## DIRECTIONS
Every entry that follows needs to be repeated exactly.

## PROVIDED MATERIAL
>> Start

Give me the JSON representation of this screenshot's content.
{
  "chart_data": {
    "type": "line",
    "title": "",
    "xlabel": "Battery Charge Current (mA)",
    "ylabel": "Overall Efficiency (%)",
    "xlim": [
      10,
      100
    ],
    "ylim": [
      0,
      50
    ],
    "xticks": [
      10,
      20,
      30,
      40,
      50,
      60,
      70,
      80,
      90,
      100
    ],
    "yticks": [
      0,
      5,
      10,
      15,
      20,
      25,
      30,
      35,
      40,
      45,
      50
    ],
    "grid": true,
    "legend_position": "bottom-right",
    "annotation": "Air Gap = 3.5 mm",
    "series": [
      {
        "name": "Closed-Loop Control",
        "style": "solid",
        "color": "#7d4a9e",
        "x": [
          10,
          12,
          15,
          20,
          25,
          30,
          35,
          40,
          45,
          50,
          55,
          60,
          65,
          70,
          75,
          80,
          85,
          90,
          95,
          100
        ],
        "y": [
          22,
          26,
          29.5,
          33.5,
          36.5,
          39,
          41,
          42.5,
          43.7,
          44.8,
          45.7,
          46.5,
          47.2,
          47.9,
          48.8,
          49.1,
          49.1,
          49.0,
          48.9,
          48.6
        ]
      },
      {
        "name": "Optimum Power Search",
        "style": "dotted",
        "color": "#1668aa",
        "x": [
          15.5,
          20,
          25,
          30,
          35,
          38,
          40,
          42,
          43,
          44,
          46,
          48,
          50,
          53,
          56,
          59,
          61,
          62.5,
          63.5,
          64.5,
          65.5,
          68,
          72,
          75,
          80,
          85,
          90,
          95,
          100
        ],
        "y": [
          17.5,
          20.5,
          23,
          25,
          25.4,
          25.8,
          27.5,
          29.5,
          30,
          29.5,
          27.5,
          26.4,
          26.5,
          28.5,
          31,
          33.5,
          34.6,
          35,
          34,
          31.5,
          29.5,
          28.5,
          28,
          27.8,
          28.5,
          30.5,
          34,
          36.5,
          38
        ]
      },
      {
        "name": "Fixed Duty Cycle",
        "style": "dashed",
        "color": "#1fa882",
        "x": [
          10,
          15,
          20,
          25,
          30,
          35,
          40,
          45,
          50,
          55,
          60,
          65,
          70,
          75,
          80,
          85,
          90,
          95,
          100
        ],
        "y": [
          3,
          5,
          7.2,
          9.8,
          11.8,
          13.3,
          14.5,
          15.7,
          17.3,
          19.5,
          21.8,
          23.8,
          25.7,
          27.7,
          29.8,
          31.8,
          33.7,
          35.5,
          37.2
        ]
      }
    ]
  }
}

>> End

## FINAL RESULT
Give me the JSON representation of this screenshot's content.
{
  "chart_data": {
    "type": "line",
    "title": "",
    "xlabel": "Battery Charge Current (mA)",
    "ylabel": "Overall Efficiency (%)",
    "xlim": [
      10,
      100
    ],
    "ylim": [
      0,
      50
    ],
    "xticks": [
      10,
      20,
      30,
      40,
      50,
      60,
      70,
      80,
      90,
      100
    ],
    "yticks": [
      0,
      5,
      10,
      15,
      20,
      25,
      30,
      35,
      40,
      45,
      50
    ],
    "grid": true,
    "legend_position": "bottom-right",
    "annotation": "Air Gap = 3.5 mm",
    "series": [
      {
        "name": "Closed-Loop Control",
        "style": "solid",
        "color": "#7d4a9e",
        "x": [
          10,
          12,
          15,
          20,
          25,
          30,
          35,
          40,
          45,
          50,
          55,
          60,
          65,
          70,
          75,
          80,
          85,
          90,
          95,
          100
        ],
        "y": [
          22,
          26,
          29.5,
          33.5,
          36.5,
          39,
          41,
          42.5,
          43.7,
          44.8,
          45.7,
          46.5,
          47.2,
          47.9,
          48.8,
          49.1,
          49.1,
          49.0,
          48.9,
          48.6
        ]
      },
      {
        "name": "Optimum Power Search",
        "style": "dotted",
        "color": "#1668aa",
        "x": [
          15.5,
          20,
          25,
          30,
          35,
          38,
          40,
          42,
          43,
          44,
          46,
          48,
          50,
          53,
          56,
          59,
          61,
          62.5,
          63.5,
          64.5,
          65.5,
          68,
          72,
          75,
          80,
          85,
          90,
          95,
          100
        ],
        "y": [
          17.5,
          20.5,
          23,
          25,
          25.4,
          25.8,
          27.5,
          29.5,
          30,
          29.5,
          27.5,
          26.4,
          26.5,
          28.5,
          31,
          33.5,
          34.6,
          35,
          34,
          31.5,
          29.5,
          28.5,
          28,
          27.8,
          28.5,
          30.5,
          34,
          36.5,
          38
        ]
      },
      {
        "name": "Fixed Duty Cycle",
        "style": "dashed",
        "color": "#1fa882",
        "x": [
          10,
          15,
          20,
          25,
          30,
          35,
          40,
          45,
          50,
          55,
          60,
          65,
          70,
          75,
          80,
          85,
          90,
          95,
          100
        ],
        "y": [
          3,
          5,
          7.2,
          9.8,
          11.8,
          13.3,
          14.5,
          15.7,
          17.3,
          19.5,
          21.8,
          23.8,
          25.7,
          27.7,
          29.8,
          31.8,
          33.7,
          35.5,
          37.2
        ]
      }
    ]
  }
}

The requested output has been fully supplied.